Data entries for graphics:

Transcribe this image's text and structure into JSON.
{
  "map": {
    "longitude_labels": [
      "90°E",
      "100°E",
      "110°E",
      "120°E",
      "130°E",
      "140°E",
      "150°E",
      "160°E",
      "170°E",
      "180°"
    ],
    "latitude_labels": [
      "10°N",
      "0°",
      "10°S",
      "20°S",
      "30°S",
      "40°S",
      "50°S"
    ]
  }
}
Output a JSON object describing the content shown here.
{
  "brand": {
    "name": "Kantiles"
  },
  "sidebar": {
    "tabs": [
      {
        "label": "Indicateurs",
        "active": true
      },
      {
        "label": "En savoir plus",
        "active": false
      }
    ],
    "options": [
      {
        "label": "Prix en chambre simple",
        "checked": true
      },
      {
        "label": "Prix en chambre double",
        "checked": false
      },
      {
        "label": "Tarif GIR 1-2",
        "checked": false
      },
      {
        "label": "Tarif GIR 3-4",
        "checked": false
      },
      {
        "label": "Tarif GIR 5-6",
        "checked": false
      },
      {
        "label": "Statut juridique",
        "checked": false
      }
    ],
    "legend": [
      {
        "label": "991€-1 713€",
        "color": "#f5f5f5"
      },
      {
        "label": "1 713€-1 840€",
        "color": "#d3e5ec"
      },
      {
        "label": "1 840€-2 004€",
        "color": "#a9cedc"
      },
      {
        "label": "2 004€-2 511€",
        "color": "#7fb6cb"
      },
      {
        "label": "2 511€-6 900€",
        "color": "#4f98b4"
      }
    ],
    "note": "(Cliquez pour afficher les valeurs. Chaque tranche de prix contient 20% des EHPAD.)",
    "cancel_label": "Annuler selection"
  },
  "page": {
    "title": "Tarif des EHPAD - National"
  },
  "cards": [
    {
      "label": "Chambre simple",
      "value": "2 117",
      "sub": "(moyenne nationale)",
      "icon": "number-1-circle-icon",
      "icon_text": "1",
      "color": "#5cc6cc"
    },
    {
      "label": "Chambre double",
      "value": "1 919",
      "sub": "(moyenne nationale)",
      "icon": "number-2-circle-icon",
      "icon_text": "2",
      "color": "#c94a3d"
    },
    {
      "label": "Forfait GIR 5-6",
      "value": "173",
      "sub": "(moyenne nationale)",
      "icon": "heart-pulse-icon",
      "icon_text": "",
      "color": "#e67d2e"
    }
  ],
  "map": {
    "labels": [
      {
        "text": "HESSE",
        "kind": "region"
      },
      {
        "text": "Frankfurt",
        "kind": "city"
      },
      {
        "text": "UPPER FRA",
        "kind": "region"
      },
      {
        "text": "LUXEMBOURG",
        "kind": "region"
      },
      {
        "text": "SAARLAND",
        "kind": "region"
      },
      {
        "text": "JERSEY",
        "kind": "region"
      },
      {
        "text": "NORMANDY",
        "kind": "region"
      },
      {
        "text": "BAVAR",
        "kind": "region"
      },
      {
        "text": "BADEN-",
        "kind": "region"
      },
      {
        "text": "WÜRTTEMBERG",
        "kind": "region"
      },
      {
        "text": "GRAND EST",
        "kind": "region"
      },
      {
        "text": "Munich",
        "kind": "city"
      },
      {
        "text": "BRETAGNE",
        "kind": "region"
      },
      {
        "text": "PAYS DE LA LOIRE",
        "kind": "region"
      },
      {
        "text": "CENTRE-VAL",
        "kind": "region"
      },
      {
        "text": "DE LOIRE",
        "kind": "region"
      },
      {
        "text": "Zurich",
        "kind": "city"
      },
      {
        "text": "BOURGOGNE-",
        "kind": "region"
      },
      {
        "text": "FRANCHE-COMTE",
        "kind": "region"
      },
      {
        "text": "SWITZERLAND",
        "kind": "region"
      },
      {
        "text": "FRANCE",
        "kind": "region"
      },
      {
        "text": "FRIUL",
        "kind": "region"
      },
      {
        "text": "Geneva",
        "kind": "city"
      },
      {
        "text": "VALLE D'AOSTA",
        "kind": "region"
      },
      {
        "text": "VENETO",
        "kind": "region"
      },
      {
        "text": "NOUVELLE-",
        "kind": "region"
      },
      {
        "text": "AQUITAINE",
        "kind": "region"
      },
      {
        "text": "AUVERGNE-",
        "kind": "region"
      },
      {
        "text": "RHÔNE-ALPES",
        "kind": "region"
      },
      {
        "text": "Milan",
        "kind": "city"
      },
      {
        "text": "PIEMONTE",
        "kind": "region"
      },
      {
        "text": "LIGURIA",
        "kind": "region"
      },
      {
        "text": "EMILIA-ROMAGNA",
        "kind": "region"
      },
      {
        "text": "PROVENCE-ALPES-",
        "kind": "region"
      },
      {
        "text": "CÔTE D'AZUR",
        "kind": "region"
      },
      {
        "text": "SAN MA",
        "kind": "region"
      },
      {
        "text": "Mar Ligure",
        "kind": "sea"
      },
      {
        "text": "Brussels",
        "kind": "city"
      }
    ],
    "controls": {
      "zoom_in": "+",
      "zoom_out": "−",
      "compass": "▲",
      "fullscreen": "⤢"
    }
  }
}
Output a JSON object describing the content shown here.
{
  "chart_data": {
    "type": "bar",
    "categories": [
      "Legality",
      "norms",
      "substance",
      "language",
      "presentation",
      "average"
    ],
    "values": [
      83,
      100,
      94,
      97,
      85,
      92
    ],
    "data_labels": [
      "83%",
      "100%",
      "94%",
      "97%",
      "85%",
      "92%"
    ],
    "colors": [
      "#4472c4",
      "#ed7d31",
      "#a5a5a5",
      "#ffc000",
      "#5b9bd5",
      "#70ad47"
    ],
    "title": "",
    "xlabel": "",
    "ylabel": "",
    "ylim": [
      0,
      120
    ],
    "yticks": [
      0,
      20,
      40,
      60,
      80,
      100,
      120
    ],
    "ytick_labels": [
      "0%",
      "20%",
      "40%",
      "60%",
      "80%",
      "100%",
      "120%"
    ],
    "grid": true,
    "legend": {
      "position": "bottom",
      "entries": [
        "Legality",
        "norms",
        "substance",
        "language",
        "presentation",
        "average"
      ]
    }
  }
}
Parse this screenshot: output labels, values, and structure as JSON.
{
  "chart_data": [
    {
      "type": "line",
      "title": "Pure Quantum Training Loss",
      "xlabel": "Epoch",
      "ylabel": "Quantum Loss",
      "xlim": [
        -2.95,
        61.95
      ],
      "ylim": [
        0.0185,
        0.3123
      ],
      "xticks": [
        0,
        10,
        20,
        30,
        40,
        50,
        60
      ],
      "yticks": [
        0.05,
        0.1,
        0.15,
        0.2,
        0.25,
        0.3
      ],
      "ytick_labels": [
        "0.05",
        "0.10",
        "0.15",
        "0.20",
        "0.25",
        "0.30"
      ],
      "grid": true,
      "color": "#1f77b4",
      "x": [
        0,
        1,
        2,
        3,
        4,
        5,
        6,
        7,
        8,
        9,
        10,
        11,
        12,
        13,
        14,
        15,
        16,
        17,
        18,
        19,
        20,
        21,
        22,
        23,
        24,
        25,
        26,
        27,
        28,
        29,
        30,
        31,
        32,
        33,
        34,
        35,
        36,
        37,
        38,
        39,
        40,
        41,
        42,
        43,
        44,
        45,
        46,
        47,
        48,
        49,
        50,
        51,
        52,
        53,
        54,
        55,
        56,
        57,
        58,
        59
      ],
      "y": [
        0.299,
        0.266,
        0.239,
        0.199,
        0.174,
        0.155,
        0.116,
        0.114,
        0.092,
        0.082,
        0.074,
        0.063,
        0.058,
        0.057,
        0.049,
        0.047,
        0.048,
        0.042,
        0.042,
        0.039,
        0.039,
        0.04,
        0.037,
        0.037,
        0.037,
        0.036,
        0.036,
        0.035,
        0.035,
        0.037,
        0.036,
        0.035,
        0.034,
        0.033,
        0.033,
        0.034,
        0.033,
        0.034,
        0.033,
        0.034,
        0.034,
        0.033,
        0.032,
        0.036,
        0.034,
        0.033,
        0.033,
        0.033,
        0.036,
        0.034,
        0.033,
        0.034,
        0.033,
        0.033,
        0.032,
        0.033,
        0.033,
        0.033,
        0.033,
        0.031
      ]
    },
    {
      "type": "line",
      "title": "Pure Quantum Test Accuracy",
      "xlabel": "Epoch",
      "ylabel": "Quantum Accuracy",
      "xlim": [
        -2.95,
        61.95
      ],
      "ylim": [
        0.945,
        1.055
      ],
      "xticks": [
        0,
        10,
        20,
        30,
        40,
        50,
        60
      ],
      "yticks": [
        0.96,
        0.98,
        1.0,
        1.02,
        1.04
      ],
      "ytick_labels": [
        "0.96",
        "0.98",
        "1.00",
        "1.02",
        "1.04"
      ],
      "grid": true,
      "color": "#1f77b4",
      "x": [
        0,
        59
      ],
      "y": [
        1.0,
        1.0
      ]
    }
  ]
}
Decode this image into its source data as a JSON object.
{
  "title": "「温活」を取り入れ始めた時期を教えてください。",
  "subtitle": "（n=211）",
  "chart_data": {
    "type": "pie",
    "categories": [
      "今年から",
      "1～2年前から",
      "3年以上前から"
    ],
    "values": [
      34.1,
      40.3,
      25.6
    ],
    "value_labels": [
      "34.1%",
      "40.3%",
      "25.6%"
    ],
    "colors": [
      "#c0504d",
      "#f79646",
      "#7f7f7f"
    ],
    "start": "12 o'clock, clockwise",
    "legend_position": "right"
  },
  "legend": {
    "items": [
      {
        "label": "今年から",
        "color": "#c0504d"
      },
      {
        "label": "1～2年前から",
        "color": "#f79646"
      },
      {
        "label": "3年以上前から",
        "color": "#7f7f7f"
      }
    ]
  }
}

• [YOUR INSTRUCTIONS] Gather and return every line that holds the string "true".

• [RIGHT ANSWER]
        "active": true
        "checked": true
    "grid": true,
      "grid": true,
      "grid": true,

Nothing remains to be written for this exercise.